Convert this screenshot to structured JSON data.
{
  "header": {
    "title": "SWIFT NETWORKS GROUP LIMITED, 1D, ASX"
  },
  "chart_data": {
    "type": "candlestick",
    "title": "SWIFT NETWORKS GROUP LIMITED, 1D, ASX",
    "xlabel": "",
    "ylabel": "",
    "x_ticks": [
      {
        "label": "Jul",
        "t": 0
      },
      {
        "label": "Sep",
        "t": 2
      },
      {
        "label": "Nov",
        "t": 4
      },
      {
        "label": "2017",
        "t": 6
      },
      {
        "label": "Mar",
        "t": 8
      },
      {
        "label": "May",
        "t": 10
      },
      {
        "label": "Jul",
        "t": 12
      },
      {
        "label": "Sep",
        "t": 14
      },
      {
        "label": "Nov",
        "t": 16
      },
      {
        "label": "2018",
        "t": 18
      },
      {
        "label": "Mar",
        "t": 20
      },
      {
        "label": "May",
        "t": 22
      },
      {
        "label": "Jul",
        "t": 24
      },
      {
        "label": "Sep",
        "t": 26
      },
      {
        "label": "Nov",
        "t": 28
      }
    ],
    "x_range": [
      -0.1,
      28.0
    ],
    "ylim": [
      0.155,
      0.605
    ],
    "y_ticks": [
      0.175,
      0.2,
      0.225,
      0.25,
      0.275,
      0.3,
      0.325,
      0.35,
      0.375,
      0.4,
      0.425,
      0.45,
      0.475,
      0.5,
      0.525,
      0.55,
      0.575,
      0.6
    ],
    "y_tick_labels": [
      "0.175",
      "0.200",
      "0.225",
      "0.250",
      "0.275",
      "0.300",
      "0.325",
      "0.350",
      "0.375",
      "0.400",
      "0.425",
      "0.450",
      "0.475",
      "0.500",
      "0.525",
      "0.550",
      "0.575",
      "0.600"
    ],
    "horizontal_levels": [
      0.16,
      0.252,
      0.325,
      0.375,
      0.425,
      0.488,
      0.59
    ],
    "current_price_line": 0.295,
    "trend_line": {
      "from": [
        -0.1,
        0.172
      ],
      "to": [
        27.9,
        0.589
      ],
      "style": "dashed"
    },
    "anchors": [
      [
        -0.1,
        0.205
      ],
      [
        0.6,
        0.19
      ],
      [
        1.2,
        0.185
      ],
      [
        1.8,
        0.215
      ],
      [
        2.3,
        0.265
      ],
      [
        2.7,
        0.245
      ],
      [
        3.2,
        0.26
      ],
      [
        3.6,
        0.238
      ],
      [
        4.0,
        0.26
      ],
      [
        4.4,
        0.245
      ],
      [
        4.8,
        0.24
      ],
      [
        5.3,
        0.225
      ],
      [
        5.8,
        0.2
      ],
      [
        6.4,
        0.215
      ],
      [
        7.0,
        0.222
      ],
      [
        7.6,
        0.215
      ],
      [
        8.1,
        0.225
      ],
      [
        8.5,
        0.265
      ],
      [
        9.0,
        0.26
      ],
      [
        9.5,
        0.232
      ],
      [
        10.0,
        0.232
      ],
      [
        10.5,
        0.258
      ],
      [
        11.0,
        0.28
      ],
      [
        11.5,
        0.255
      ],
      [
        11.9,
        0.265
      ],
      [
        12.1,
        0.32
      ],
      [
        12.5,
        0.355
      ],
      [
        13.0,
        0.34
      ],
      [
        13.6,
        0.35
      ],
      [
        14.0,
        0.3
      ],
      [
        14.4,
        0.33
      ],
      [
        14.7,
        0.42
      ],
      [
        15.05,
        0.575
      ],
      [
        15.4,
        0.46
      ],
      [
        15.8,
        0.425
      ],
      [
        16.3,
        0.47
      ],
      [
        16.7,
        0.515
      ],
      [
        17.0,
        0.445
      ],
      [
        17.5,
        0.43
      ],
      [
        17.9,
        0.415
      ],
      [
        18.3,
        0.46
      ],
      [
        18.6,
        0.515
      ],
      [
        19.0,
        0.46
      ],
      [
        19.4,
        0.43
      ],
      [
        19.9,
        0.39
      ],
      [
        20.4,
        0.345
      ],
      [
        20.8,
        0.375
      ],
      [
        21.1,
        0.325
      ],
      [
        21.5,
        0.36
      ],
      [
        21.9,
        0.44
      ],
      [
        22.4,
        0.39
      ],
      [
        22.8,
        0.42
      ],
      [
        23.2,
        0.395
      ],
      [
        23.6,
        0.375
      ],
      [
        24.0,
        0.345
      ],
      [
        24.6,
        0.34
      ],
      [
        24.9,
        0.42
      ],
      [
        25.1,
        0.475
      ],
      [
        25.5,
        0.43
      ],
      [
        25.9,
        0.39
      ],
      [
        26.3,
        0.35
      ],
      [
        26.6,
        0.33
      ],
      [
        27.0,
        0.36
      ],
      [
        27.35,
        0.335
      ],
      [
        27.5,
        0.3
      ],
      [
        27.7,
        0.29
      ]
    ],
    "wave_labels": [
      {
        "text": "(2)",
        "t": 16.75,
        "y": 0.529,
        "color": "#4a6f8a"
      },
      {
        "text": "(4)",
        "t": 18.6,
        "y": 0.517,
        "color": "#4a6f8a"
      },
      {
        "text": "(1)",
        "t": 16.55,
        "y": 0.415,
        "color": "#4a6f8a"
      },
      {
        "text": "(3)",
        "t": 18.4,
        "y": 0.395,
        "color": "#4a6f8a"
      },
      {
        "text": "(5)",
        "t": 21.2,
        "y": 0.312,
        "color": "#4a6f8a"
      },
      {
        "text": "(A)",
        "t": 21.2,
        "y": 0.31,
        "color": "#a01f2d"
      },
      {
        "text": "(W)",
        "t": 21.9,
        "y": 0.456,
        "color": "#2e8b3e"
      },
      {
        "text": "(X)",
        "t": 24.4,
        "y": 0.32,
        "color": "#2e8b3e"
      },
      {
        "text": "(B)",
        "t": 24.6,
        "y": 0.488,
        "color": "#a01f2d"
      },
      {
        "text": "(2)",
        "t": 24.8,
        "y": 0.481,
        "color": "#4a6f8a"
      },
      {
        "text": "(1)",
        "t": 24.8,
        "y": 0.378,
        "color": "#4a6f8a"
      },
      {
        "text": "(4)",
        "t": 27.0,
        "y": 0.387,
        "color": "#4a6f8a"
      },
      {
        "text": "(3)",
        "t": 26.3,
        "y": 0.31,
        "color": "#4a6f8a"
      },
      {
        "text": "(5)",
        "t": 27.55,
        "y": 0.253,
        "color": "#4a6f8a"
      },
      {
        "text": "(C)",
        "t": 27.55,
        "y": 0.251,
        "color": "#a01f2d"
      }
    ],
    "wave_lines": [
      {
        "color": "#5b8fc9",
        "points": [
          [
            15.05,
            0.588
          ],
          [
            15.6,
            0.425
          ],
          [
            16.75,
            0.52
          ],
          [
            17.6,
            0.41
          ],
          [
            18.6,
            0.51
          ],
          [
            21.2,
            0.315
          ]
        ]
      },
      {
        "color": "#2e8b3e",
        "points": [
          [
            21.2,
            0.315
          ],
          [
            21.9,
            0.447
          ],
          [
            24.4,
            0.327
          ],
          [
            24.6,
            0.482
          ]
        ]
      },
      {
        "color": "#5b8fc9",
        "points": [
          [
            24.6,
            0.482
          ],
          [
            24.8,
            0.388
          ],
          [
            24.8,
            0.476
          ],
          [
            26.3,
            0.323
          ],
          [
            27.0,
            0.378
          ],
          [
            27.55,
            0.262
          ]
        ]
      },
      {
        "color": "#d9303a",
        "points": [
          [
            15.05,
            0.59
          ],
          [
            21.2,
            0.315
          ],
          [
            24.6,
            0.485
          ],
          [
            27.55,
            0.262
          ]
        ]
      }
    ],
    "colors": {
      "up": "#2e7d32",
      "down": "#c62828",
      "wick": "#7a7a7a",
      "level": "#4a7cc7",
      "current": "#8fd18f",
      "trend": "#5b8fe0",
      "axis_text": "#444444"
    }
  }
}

TASK OBJECTIVE – Go through the records above and set each one down exactly, please.

ANSWER TO THIS TASK –
Convert this screenshot to structured JSON data.
{
  "header": {
    "title": "SWIFT NETWORKS GROUP LIMITED, 1D, ASX"
  },
  "chart_data": {
    "type": "candlestick",
    "title": "SWIFT NETWORKS GROUP LIMITED, 1D, ASX",
    "xlabel": "",
    "ylabel": "",
    "x_ticks": [
      {
        "label": "Jul",
        "t": 0
      },
      {
        "label": "Sep",
        "t": 2
      },
      {
        "label": "Nov",
        "t": 4
      },
      {
        "label": "2017",
        "t": 6
      },
      {
        "label": "Mar",
        "t": 8
      },
      {
        "label": "May",
        "t": 10
      },
      {
        "label": "Jul",
        "t": 12
      },
      {
        "label": "Sep",
        "t": 14
      },
      {
        "label": "Nov",
        "t": 16
      },
      {
        "label": "2018",
        "t": 18
      },
      {
        "label": "Mar",
        "t": 20
      },
      {
        "label": "May",
        "t": 22
      },
      {
        "label": "Jul",
        "t": 24
      },
      {
        "label": "Sep",
        "t": 26
      },
      {
        "label": "Nov",
        "t": 28
      }
    ],
    "x_range": [
      -0.1,
      28.0
    ],
    "ylim": [
      0.155,
      0.605
    ],
    "y_ticks": [
      0.175,
      0.2,
      0.225,
      0.25,
      0.275,
      0.3,
      0.325,
      0.35,
      0.375,
      0.4,
      0.425,
      0.45,
      0.475,
      0.5,
      0.525,
      0.55,
      0.575,
      0.6
    ],
    "y_tick_labels": [
      "0.175",
      "0.200",
      "0.225",
      "0.250",
      "0.275",
      "0.300",
      "0.325",
      "0.350",
      "0.375",
      "0.400",
      "0.425",
      "0.450",
      "0.475",
      "0.500",
      "0.525",
      "0.550",
      "0.575",
      "0.600"
    ],
    "horizontal_levels": [
      0.16,
      0.252,
      0.325,
      0.375,
      0.425,
      0.488,
      0.59
    ],
    "current_price_line": 0.295,
    "trend_line": {
      "from": [
        -0.1,
        0.172
      ],
      "to": [
        27.9,
        0.589
      ],
      "style": "dashed"
    },
    "anchors": [
      [
        -0.1,
        0.205
      ],
      [
        0.6,
        0.19
      ],
      [
        1.2,
        0.185
      ],
      [
        1.8,
        0.215
      ],
      [
        2.3,
        0.265
      ],
      [
        2.7,
        0.245
      ],
      [
        3.2,
        0.26
      ],
      [
        3.6,
        0.238
      ],
      [
        4.0,
        0.26
      ],
      [
        4.4,
        0.245
      ],
      [
        4.8,
        0.24
      ],
      [
        5.3,
        0.225
      ],
      [
        5.8,
        0.2
      ],
      [
        6.4,
        0.215
      ],
      [
        7.0,
        0.222
      ],
      [
        7.6,
        0.215
      ],
      [
        8.1,
        0.225
      ],
      [
        8.5,
        0.265
      ],
      [
        9.0,
        0.26
      ],
      [
        9.5,
        0.232
      ],
      [
        10.0,
        0.232
      ],
      [
        10.5,
        0.258
      ],
      [
        11.0,
        0.28
      ],
      [
        11.5,
        0.255
      ],
      [
        11.9,
        0.265
      ],
      [
        12.1,
        0.32
      ],
      [
        12.5,
        0.355
      ],
      [
        13.0,
        0.34
      ],
      [
        13.6,
        0.35
      ],
      [
        14.0,
        0.3
      ],
      [
        14.4,
        0.33
      ],
      [
        14.7,
        0.42
      ],
      [
        15.05,
        0.575
      ],
      [
        15.4,
        0.46
      ],
      [
        15.8,
        0.425
      ],
      [
        16.3,
        0.47
      ],
      [
        16.7,
        0.515
      ],
      [
        17.0,
        0.445
      ],
      [
        17.5,
        0.43
      ],
      [
        17.9,
        0.415
      ],
      [
        18.3,
        0.46
      ],
      [
        18.6,
        0.515
      ],
      [
        19.0,
        0.46
      ],
      [
        19.4,
        0.43
      ],
      [
        19.9,
        0.39
      ],
      [
        20.4,
        0.345
      ],
      [
        20.8,
        0.375
      ],
      [
        21.1,
        0.325
      ],
      [
        21.5,
        0.36
      ],
      [
        21.9,
        0.44
      ],
      [
        22.4,
        0.39
      ],
      [
        22.8,
        0.42
      ],
      [
        23.2,
        0.395
      ],
      [
        23.6,
        0.375
      ],
      [
        24.0,
        0.345
      ],
      [
        24.6,
        0.34
      ],
      [
        24.9,
        0.42
      ],
      [
        25.1,
        0.475
      ],
      [
        25.5,
        0.43
      ],
      [
        25.9,
        0.39
      ],
      [
        26.3,
        0.35
      ],
      [
        26.6,
        0.33
      ],
      [
        27.0,
        0.36
      ],
      [
        27.35,
        0.335
      ],
      [
        27.5,
        0.3
      ],
      [
        27.7,
        0.29
      ]
    ],
    "wave_labels": [
      {
        "text": "(2)",
        "t": 16.75,
        "y": 0.529,
        "color": "#4a6f8a"
      },
      {
        "text": "(4)",
        "t": 18.6,
        "y": 0.517,
        "color": "#4a6f8a"
      },
      {
        "text": "(1)",
        "t": 16.55,
        "y": 0.415,
        "color": "#4a6f8a"
      },
      {
        "text": "(3)",
        "t": 18.4,
        "y": 0.395,
        "color": "#4a6f8a"
      },
      {
        "text": "(5)",
        "t": 21.2,
        "y": 0.312,
        "color": "#4a6f8a"
      },
      {
        "text": "(A)",
        "t": 21.2,
        "y": 0.31,
        "color": "#a01f2d"
      },
      {
        "text": "(W)",
        "t": 21.9,
        "y": 0.456,
        "color": "#2e8b3e"
      },
      {
        "text": "(X)",
        "t": 24.4,
        "y": 0.32,
        "color": "#2e8b3e"
      },
      {
        "text": "(B)",
        "t": 24.6,
        "y": 0.488,
        "color": "#a01f2d"
      },
      {
        "text": "(2)",
        "t": 24.8,
        "y": 0.481,
        "color": "#4a6f8a"
      },
      {
        "text": "(1)",
        "t": 24.8,
        "y": 0.378,
        "color": "#4a6f8a"
      },
      {
        "text": "(4)",
        "t": 27.0,
        "y": 0.387,
        "color": "#4a6f8a"
      },
      {
        "text": "(3)",
        "t": 26.3,
        "y": 0.31,
        "color": "#4a6f8a"
      },
      {
        "text": "(5)",
        "t": 27.55,
        "y": 0.253,
        "color": "#4a6f8a"
      },
      {
        "text": "(C)",
        "t": 27.55,
        "y": 0.251,
        "color": "#a01f2d"
      }
    ],
    "wave_lines": [
      {
        "color": "#5b8fc9",
        "points": [
          [
            15.05,
            0.588
          ],
          [
            15.6,
            0.425
          ],
          [
            16.75,
            0.52
          ],
          [
            17.6,
            0.41
          ],
          [
            18.6,
            0.51
          ],
          [
            21.2,
            0.315
          ]
        ]
      },
      {
        "color": "#2e8b3e",
        "points": [
          [
            21.2,
            0.315
          ],
          [
            21.9,
            0.447
          ],
          [
            24.4,
            0.327
          ],
          [
            24.6,
            0.482
          ]
        ]
      },
      {
        "color": "#5b8fc9",
        "points": [
          [
            24.6,
            0.482
          ],
          [
            24.8,
            0.388
          ],
          [
            24.8,
            0.476
          ],
          [
            26.3,
            0.323
          ],
          [
            27.0,
            0.378
          ],
          [
            27.55,
            0.262
          ]
        ]
      },
      {
        "color": "#d9303a",
        "points": [
          [
            15.05,
            0.59
          ],
          [
            21.2,
            0.315
          ],
          [
            24.6,
            0.485
          ],
          [
            27.55,
            0.262
          ]
        ]
      }
    ],
    "colors": {
      "up": "#2e7d32",
      "down": "#c62828",
      "wick": "#7a7a7a",
      "level": "#4a7cc7",
      "current": "#8fd18f",
      "trend": "#5b8fe0",
      "axis_text": "#444444"
    }
  }
}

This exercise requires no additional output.